Write out the records word for word, with no pictures.

**SUPPLIED RECORDS:**
start

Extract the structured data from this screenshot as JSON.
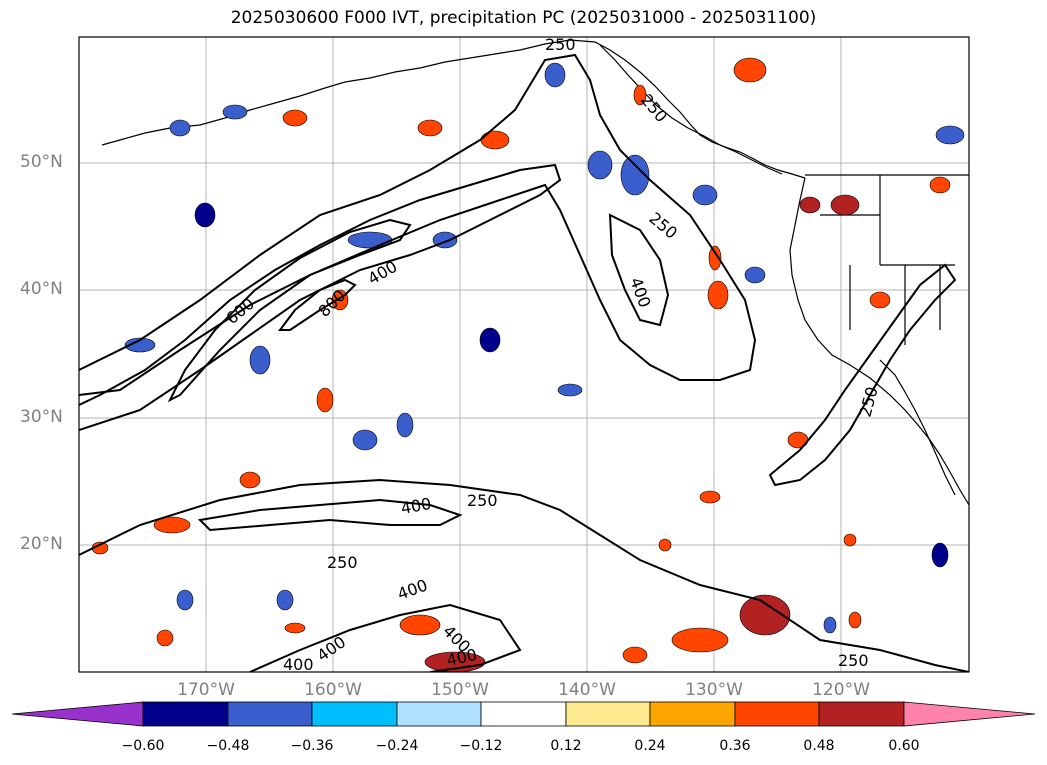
{
  "title": "2025030600 F000 IVT, precipitation PC (2025031000 - 2025031100)",
  "lat_labels": [
    "50°N",
    "40°N",
    "30°N",
    "20°N"
  ],
  "lon_labels": [
    "170°W",
    "160°W",
    "150°W",
    "140°W",
    "130°W",
    "120°W"
  ],
  "contour_labels": [
    "250",
    "250",
    "400",
    "600",
    "800",
    "400",
    "250",
    "400",
    "250",
    "400",
    "250",
    "250",
    "400",
    "400",
    "400",
    "400",
    "250"
  ],
  "colorbar": {
    "ticks": [
      "−0.60",
      "−0.48",
      "−0.36",
      "−0.24",
      "−0.12",
      "0.12",
      "0.24",
      "0.36",
      "0.48",
      "0.60"
    ],
    "colors": [
      "#9932cc",
      "#00008b",
      "#3a5fcd",
      "#00bfff",
      "#b0e2ff",
      "#ffffff",
      "#fde98f",
      "#ffa500",
      "#ff4500",
      "#b22222",
      "#ff82ab"
    ]
  },
  "colors": {
    "frame": "#000000",
    "grid": "#b4b4b4",
    "label_gray": "#808080"
  }
}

end

**EXERCISE RESULT:**
Extract the structured data from this screenshot as JSON.
{
  "title": "2025030600 F000 IVT, precipitation PC (2025031000 - 2025031100)",
  "lat_labels": [
    "50°N",
    "40°N",
    "30°N",
    "20°N"
  ],
  "lon_labels": [
    "170°W",
    "160°W",
    "150°W",
    "140°W",
    "130°W",
    "120°W"
  ],
  "contour_labels": [
    "250",
    "250",
    "400",
    "600",
    "800",
    "400",
    "250",
    "400",
    "250",
    "400",
    "250",
    "250",
    "400",
    "400",
    "400",
    "400",
    "250"
  ],
  "colorbar": {
    "ticks": [
      "−0.60",
      "−0.48",
      "−0.36",
      "−0.24",
      "−0.12",
      "0.12",
      "0.24",
      "0.36",
      "0.48",
      "0.60"
    ],
    "colors": [
      "#9932cc",
      "#00008b",
      "#3a5fcd",
      "#00bfff",
      "#b0e2ff",
      "#ffffff",
      "#fde98f",
      "#ffa500",
      "#ff4500",
      "#b22222",
      "#ff82ab"
    ]
  },
  "colors": {
    "frame": "#000000",
    "grid": "#b4b4b4",
    "label_gray": "#808080"
  }
}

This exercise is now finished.